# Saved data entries

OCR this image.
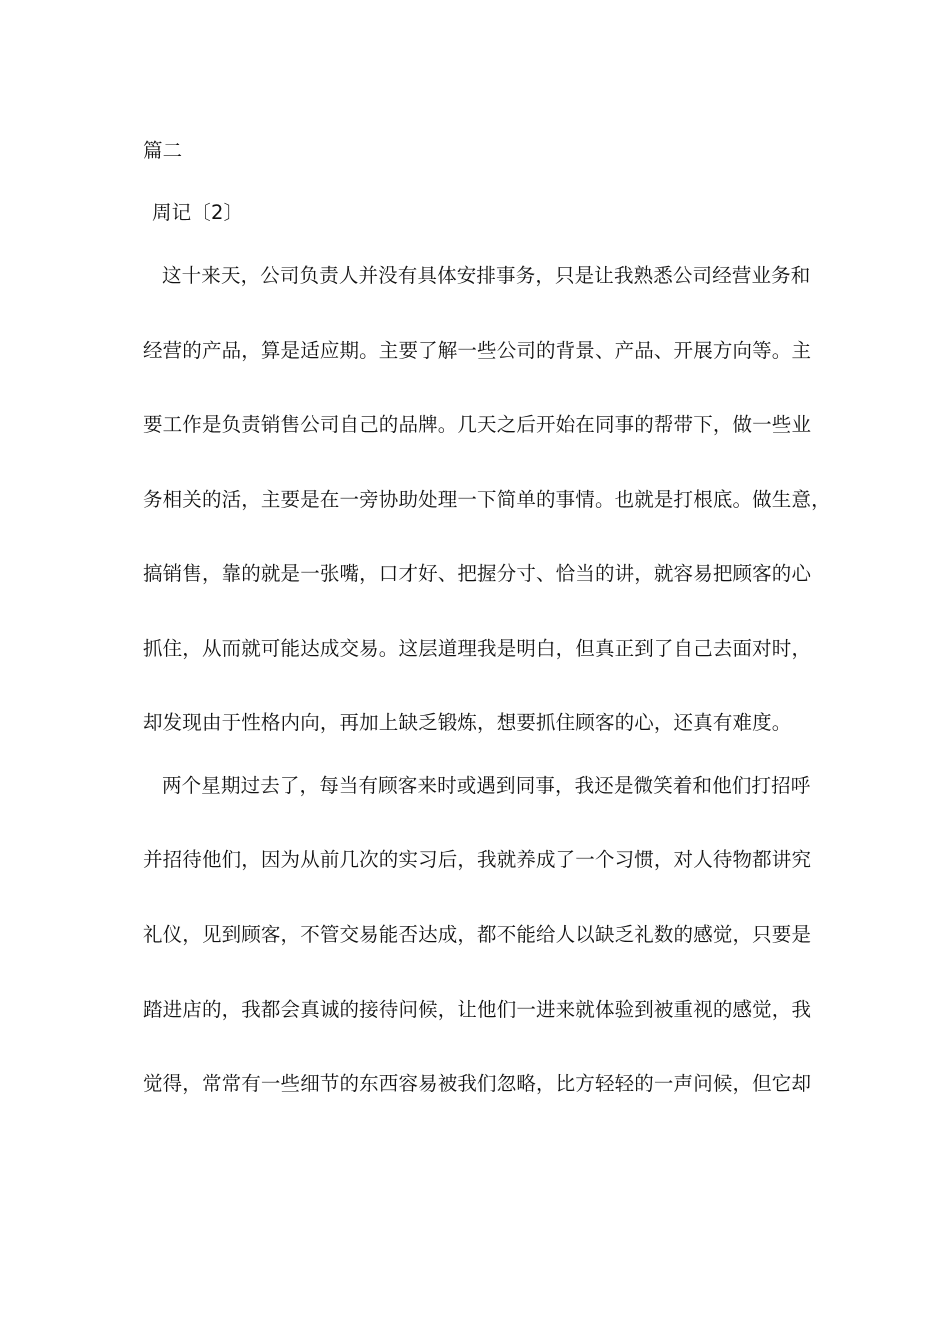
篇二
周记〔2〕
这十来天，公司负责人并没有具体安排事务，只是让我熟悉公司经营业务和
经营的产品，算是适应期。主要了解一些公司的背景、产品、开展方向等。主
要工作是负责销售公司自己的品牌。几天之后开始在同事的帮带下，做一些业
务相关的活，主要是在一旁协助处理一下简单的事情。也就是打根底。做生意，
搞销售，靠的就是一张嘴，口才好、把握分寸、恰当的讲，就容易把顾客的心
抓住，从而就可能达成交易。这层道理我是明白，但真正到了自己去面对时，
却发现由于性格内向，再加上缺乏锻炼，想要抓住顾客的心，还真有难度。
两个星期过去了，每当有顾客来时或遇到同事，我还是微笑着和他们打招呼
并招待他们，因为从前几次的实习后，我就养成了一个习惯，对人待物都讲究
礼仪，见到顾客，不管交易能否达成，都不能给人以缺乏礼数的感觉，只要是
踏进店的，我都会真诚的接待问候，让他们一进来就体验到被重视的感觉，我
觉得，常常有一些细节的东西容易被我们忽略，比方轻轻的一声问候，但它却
* * *
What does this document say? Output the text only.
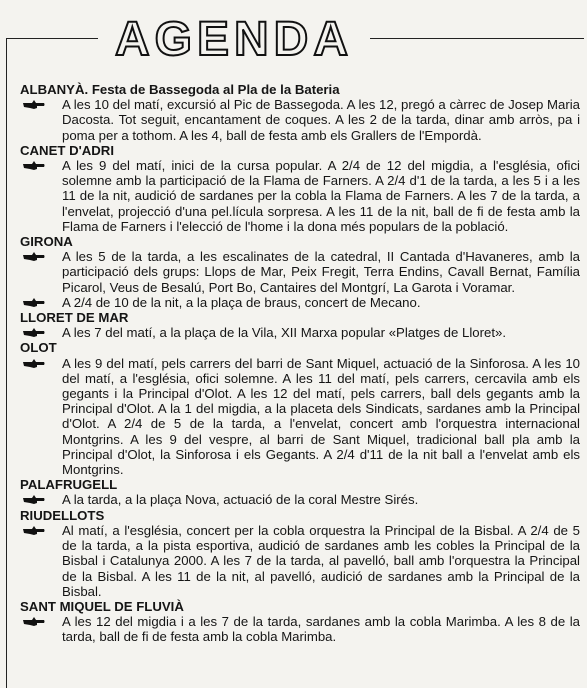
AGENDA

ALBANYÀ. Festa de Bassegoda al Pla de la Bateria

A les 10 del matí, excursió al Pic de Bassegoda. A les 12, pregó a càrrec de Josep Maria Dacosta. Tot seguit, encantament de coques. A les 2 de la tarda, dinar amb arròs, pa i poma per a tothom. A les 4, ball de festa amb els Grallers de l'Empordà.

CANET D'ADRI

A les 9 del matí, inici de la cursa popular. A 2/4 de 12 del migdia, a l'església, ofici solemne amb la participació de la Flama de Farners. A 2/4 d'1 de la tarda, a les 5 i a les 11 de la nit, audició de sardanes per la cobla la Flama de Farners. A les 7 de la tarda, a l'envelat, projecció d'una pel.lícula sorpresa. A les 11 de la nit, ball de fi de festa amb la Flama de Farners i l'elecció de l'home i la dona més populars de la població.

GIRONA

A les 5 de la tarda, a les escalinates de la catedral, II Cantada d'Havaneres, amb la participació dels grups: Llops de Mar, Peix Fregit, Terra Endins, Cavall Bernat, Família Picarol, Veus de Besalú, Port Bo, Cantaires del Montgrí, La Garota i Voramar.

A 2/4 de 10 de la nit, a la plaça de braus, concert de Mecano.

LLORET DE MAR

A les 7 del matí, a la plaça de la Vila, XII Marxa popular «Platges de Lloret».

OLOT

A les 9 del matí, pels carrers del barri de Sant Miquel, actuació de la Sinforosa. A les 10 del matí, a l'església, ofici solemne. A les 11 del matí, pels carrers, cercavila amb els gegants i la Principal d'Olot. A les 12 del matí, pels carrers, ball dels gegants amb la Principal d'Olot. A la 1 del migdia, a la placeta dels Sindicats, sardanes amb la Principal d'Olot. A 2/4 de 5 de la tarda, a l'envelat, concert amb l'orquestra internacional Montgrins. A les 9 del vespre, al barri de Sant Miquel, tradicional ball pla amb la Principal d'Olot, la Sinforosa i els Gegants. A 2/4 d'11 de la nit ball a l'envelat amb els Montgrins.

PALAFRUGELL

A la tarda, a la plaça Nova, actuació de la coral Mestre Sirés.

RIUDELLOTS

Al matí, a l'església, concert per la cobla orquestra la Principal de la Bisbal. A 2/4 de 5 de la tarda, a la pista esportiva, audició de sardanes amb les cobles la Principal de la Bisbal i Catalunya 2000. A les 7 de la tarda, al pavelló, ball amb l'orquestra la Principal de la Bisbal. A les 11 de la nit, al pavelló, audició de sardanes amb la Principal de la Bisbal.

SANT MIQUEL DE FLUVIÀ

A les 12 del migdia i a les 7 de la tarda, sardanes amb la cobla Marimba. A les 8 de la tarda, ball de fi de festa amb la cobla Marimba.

# TASK
Sift through the entries and copy every line with "this".

# FULL OUTPUT
OCR this image.
What does this document say? Output the text only.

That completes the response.